TASK INSTRUCTIONS -
Copy out each of the following records word for word, with every line unchanged.
———
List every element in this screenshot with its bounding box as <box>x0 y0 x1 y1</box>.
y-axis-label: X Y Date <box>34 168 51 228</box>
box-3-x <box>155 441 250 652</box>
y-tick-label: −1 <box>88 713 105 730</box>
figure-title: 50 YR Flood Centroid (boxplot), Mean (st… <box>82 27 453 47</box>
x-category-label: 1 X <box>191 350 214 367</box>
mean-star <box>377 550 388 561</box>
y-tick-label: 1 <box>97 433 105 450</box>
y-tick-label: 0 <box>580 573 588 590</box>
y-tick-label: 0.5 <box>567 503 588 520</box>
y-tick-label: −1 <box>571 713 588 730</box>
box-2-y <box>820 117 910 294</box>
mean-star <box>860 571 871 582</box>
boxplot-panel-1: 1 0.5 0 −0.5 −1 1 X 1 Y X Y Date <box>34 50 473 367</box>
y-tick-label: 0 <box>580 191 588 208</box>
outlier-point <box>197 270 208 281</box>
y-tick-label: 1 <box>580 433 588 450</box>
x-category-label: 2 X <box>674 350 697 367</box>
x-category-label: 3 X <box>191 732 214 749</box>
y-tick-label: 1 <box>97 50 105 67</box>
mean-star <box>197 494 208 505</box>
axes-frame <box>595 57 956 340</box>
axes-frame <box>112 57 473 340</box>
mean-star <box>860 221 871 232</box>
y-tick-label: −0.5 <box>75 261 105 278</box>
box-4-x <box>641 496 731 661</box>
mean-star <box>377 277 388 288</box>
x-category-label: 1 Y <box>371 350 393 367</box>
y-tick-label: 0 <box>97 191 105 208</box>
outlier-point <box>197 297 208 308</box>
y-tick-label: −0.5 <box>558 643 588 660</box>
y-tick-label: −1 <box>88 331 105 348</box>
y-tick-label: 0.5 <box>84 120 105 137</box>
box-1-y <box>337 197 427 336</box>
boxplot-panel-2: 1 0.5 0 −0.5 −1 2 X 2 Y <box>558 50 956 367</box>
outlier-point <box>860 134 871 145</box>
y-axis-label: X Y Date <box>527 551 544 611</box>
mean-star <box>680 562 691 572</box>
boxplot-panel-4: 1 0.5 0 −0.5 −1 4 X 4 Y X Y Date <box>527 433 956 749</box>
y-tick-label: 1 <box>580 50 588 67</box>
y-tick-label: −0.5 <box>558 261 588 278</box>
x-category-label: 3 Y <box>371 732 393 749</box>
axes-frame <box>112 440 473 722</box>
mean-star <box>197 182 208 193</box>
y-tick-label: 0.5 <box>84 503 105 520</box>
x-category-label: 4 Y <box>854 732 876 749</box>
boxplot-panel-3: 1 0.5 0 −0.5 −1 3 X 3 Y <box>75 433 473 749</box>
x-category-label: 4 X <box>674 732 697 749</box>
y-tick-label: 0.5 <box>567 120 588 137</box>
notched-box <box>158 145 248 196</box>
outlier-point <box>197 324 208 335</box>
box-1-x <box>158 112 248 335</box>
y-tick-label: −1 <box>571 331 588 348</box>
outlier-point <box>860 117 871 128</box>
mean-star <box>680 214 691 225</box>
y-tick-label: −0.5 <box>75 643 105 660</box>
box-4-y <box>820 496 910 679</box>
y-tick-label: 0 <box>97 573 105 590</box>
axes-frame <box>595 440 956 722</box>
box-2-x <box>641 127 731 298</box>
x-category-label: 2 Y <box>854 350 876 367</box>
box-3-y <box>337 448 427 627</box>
———
SOLUTION TO THIS EXERCISE -
List every element in this screenshot with its bounding box as <box>x0 y0 x1 y1</box>.
y-axis-label: X Y Date <box>34 168 51 228</box>
box-3-x <box>155 441 250 652</box>
y-tick-label: −1 <box>88 713 105 730</box>
figure-title: 50 YR Flood Centroid (boxplot), Mean (st… <box>82 27 453 47</box>
x-category-label: 1 X <box>191 350 214 367</box>
mean-star <box>377 550 388 561</box>
y-tick-label: 1 <box>97 433 105 450</box>
y-tick-label: 0 <box>580 573 588 590</box>
y-tick-label: 0.5 <box>567 503 588 520</box>
y-tick-label: −1 <box>571 713 588 730</box>
box-2-y <box>820 117 910 294</box>
mean-star <box>860 571 871 582</box>
boxplot-panel-1: 1 0.5 0 −0.5 −1 1 X 1 Y X Y Date <box>34 50 473 367</box>
y-tick-label: 0 <box>580 191 588 208</box>
outlier-point <box>197 270 208 281</box>
y-tick-label: 1 <box>580 433 588 450</box>
x-category-label: 2 X <box>674 350 697 367</box>
x-category-label: 3 X <box>191 732 214 749</box>
y-tick-label: 1 <box>97 50 105 67</box>
mean-star <box>197 494 208 505</box>
axes-frame <box>595 57 956 340</box>
axes-frame <box>112 57 473 340</box>
mean-star <box>860 221 871 232</box>
y-tick-label: −0.5 <box>75 261 105 278</box>
box-4-x <box>641 496 731 661</box>
mean-star <box>377 277 388 288</box>
x-category-label: 1 Y <box>371 350 393 367</box>
y-tick-label: 0 <box>97 191 105 208</box>
outlier-point <box>197 297 208 308</box>
y-tick-label: −0.5 <box>558 643 588 660</box>
y-tick-label: −1 <box>88 331 105 348</box>
y-tick-label: 0.5 <box>84 120 105 137</box>
box-1-y <box>337 197 427 336</box>
boxplot-panel-2: 1 0.5 0 −0.5 −1 2 X 2 Y <box>558 50 956 367</box>
outlier-point <box>860 134 871 145</box>
y-axis-label: X Y Date <box>527 551 544 611</box>
mean-star <box>680 562 691 572</box>
boxplot-panel-4: 1 0.5 0 −0.5 −1 4 X 4 Y X Y Date <box>527 433 956 749</box>
y-tick-label: 1 <box>580 50 588 67</box>
y-tick-label: −0.5 <box>558 261 588 278</box>
x-category-label: 3 Y <box>371 732 393 749</box>
axes-frame <box>112 440 473 722</box>
mean-star <box>197 182 208 193</box>
y-tick-label: 0.5 <box>84 503 105 520</box>
x-category-label: 4 Y <box>854 732 876 749</box>
boxplot-panel-3: 1 0.5 0 −0.5 −1 3 X 3 Y <box>75 433 473 749</box>
x-category-label: 4 X <box>674 732 697 749</box>
y-tick-label: 0.5 <box>567 120 588 137</box>
notched-box <box>158 145 248 196</box>
outlier-point <box>197 324 208 335</box>
box-1-x <box>158 112 248 335</box>
y-tick-label: −1 <box>571 331 588 348</box>
outlier-point <box>860 117 871 128</box>
mean-star <box>680 214 691 225</box>
y-tick-label: −0.5 <box>75 643 105 660</box>
box-4-y <box>820 496 910 679</box>
y-tick-label: 0 <box>97 573 105 590</box>
axes-frame <box>595 440 956 722</box>
box-2-x <box>641 127 731 298</box>
x-category-label: 2 Y <box>854 350 876 367</box>
box-3-y <box>337 448 427 627</box>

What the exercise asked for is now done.